- GOAL OF THE EXERCISE:
Every entry below should be repeated exactly; the pictures should not.

- DATASET RECORDS:

____________________

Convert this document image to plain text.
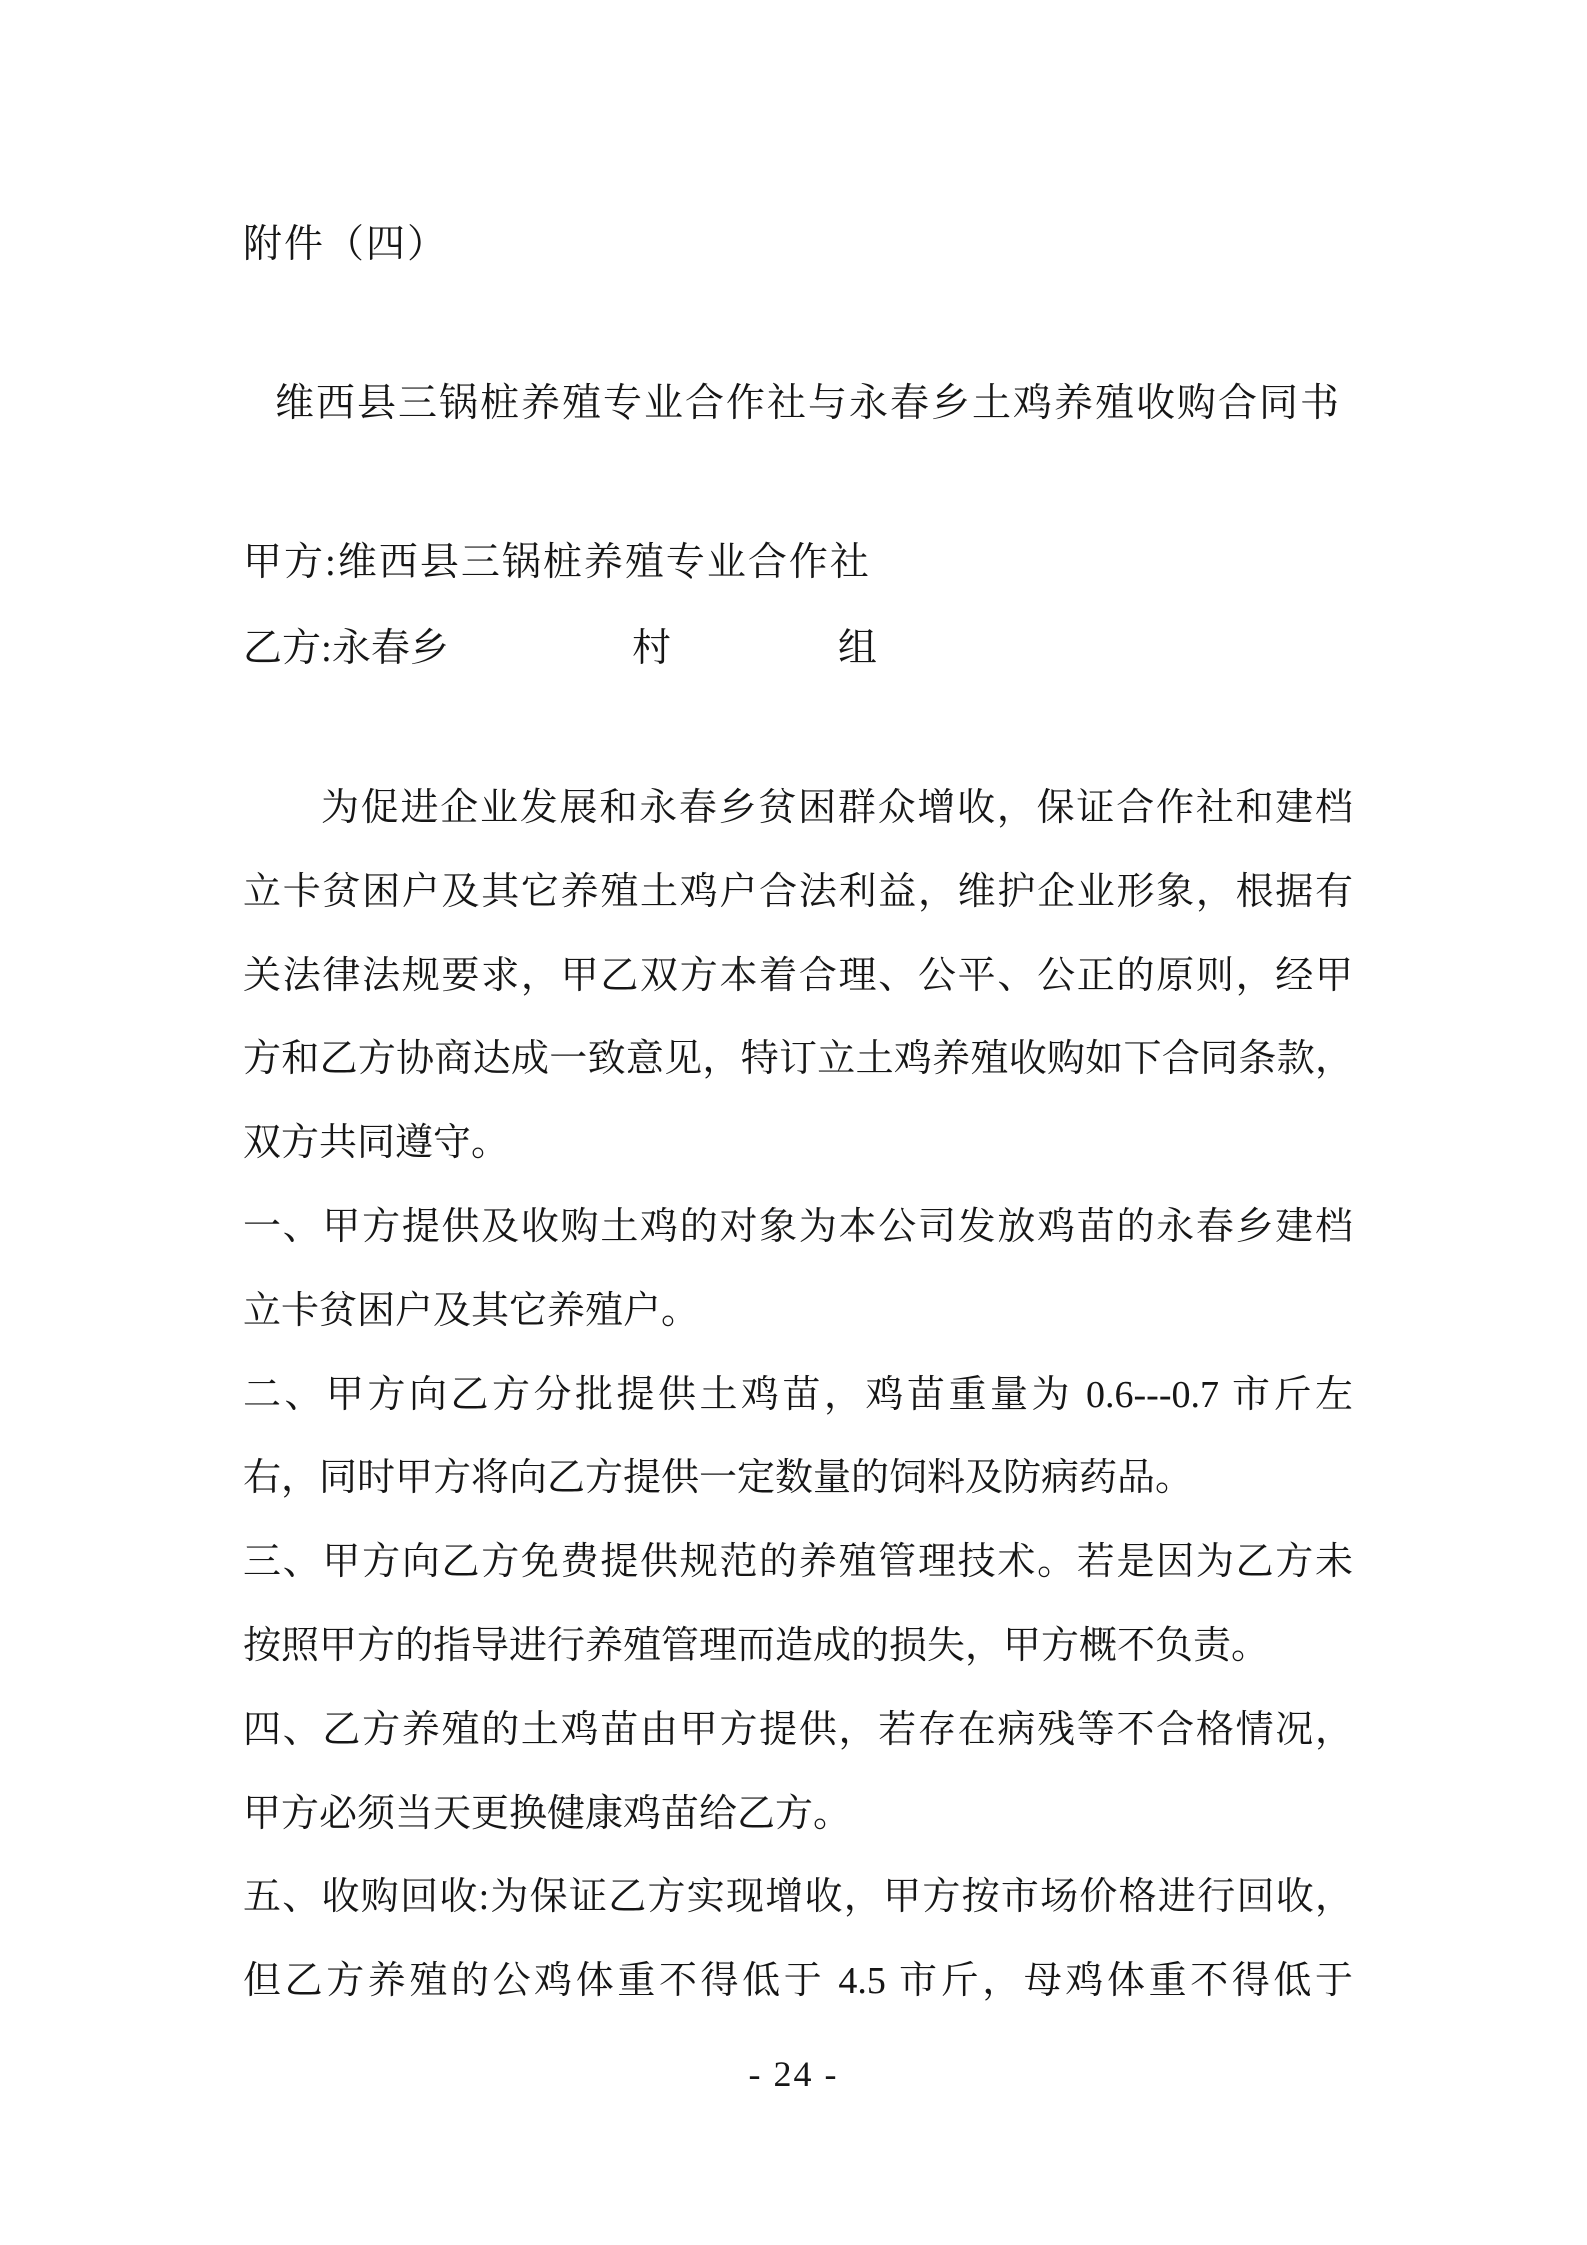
附件（四）
维西县三锅桩养殖专业合作社与永春乡土鸡养殖收购合同书
甲方:维西县三锅桩养殖专业合作社
乙方:永春乡	村	组
为促进企业发展和永春乡贫困群众增收，保证合作社和建档
立卡贫困户及其它养殖土鸡户合法利益，维护企业形象，根据有
关法律法规要求，甲乙双方本着合理、公平、公正的原则，经甲
方和乙方协商达成一致意见，特订立土鸡养殖收购如下合同条款，
双方共同遵守。
一、甲方提供及收购土鸡的对象为本公司发放鸡苗的永春乡建档
立卡贫困户及其它养殖户。
二、甲方向乙方分批提供土鸡苗，鸡苗重量为 0.6---0.7 市斤左
右，同时甲方将向乙方提供一定数量的饲料及防病药品。
三、甲方向乙方免费提供规范的养殖管理技术。若是因为乙方未
按照甲方的指导进行养殖管理而造成的损失，甲方概不负责。
四、乙方养殖的土鸡苗由甲方提供，若存在病残等不合格情况，
甲方必须当天更换健康鸡苗给乙方。
五、收购回收:为保证乙方实现增收，甲方按市场价格进行回收，
但乙方养殖的公鸡体重不得低于 4.5 市斤，母鸡体重不得低于
- 24 -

____________________

- RESPONSE TO THE EXERCISE:
Convert this document image to plain text.
附件（四）
维西县三锅桩养殖专业合作社与永春乡土鸡养殖收购合同书
甲方:维西县三锅桩养殖专业合作社
乙方:永春乡	村	组
为促进企业发展和永春乡贫困群众增收，保证合作社和建档
立卡贫困户及其它养殖土鸡户合法利益，维护企业形象，根据有
关法律法规要求，甲乙双方本着合理、公平、公正的原则，经甲
方和乙方协商达成一致意见，特订立土鸡养殖收购如下合同条款，
双方共同遵守。
一、甲方提供及收购土鸡的对象为本公司发放鸡苗的永春乡建档
立卡贫困户及其它养殖户。
二、甲方向乙方分批提供土鸡苗，鸡苗重量为 0.6---0.7 市斤左
右，同时甲方将向乙方提供一定数量的饲料及防病药品。
三、甲方向乙方免费提供规范的养殖管理技术。若是因为乙方未
按照甲方的指导进行养殖管理而造成的损失，甲方概不负责。
四、乙方养殖的土鸡苗由甲方提供，若存在病残等不合格情况，
甲方必须当天更换健康鸡苗给乙方。
五、收购回收:为保证乙方实现增收，甲方按市场价格进行回收，
但乙方养殖的公鸡体重不得低于 4.5 市斤，母鸡体重不得低于
- 24 -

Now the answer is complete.